**Written request**
Convert the rows starting at the line containing "data-point-marker bbox=[610, 38, 621, 49]" and ending with the line containing "axes-frame bbox=[82, 17, 1246, 477]" into a JSON list of strings, one string per line, skipping blank lines.

* START Records provided *

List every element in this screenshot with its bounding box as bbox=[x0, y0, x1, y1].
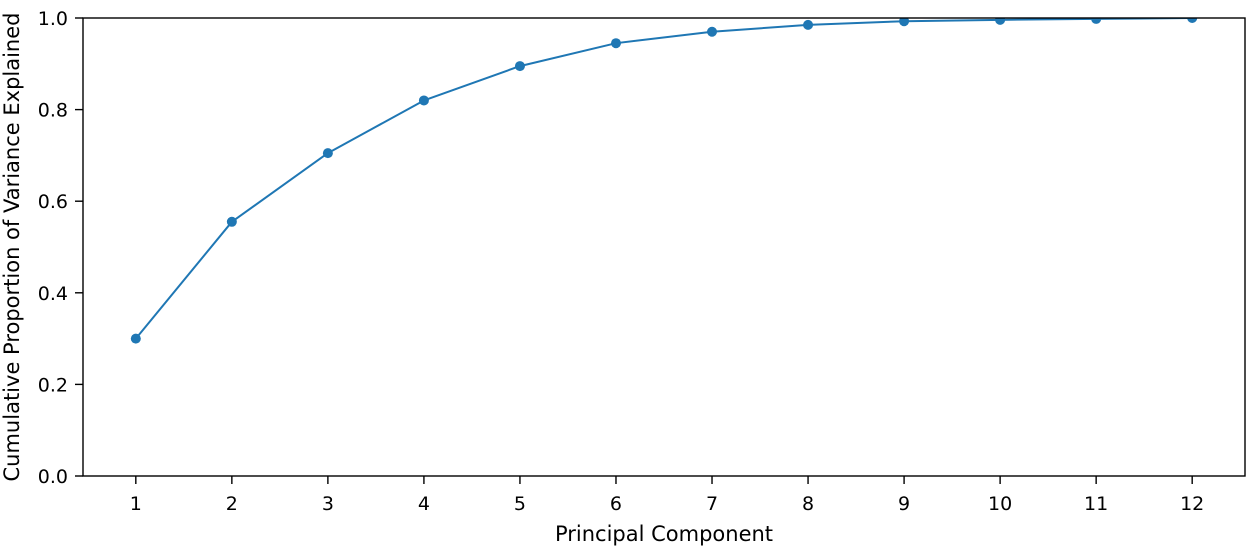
data-point-marker bbox=[610, 38, 621, 49]
data-point-marker bbox=[995, 18, 1006, 25]
data-point-marker bbox=[418, 95, 429, 106]
y-tick-label: 0.0 bbox=[38, 466, 68, 488]
data-point-marker bbox=[1091, 18, 1102, 24]
axes-frame bbox=[82, 17, 1246, 477]
data-point-marker bbox=[130, 333, 141, 344]
series-path bbox=[135, 18, 1193, 340]
x-tick-label: 11 bbox=[1084, 493, 1108, 515]
y-tick-label: 0.4 bbox=[38, 283, 68, 305]
data-point-marker bbox=[514, 61, 525, 72]
x-tick-label: 6 bbox=[610, 493, 622, 515]
data-point-marker bbox=[899, 18, 910, 27]
x-axis: 1 2 3 4 5 6 7 8 9 10 11 12 bbox=[130, 476, 1204, 515]
data-series-line bbox=[130, 18, 1198, 344]
x-tick-label: 7 bbox=[706, 493, 718, 515]
x-tick-label: 5 bbox=[514, 493, 526, 515]
x-tick-label: 9 bbox=[898, 493, 910, 515]
y-tick-label: 0.2 bbox=[38, 374, 68, 396]
axes-spines bbox=[82, 17, 1246, 477]
y-axis: 0.0 0.2 0.4 0.6 0.8 1.0 bbox=[38, 8, 83, 488]
data-point-marker bbox=[322, 148, 333, 159]
data-point-marker bbox=[707, 26, 718, 37]
x-tick-label: 2 bbox=[226, 493, 238, 515]
data-point-marker bbox=[803, 19, 814, 30]
y-axis-label: Cumulative Proportion of Variance Explai… bbox=[0, 13, 24, 482]
x-tick-label: 4 bbox=[418, 493, 430, 515]
x-axis-label: Principal Component bbox=[555, 522, 773, 546]
x-tick-label: 3 bbox=[322, 493, 334, 515]
y-tick-label: 0.8 bbox=[38, 100, 68, 122]
data-point-marker bbox=[1187, 18, 1198, 23]
data-point-marker bbox=[226, 216, 237, 227]
x-tick-label: 10 bbox=[988, 493, 1012, 515]
y-tick-label: 0.6 bbox=[38, 191, 68, 213]
x-tick-label: 1 bbox=[130, 493, 142, 515]
x-tick-label: 12 bbox=[1180, 493, 1204, 515]
y-tick-label: 1.0 bbox=[38, 8, 68, 30]
x-tick-label: 8 bbox=[802, 493, 814, 515]
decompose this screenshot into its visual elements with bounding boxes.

* END Records provided *

**Exercise response**
[
  "data-point-marker bbox=[610, 38, 621, 49]",
  "data-point-marker bbox=[995, 18, 1006, 25]",
  "data-point-marker bbox=[418, 95, 429, 106]",
  "y-tick-label: 0.0 bbox=[38, 466, 68, 488]",
  "data-point-marker bbox=[1091, 18, 1102, 24]",
  "axes-frame bbox=[82, 17, 1246, 477]"
]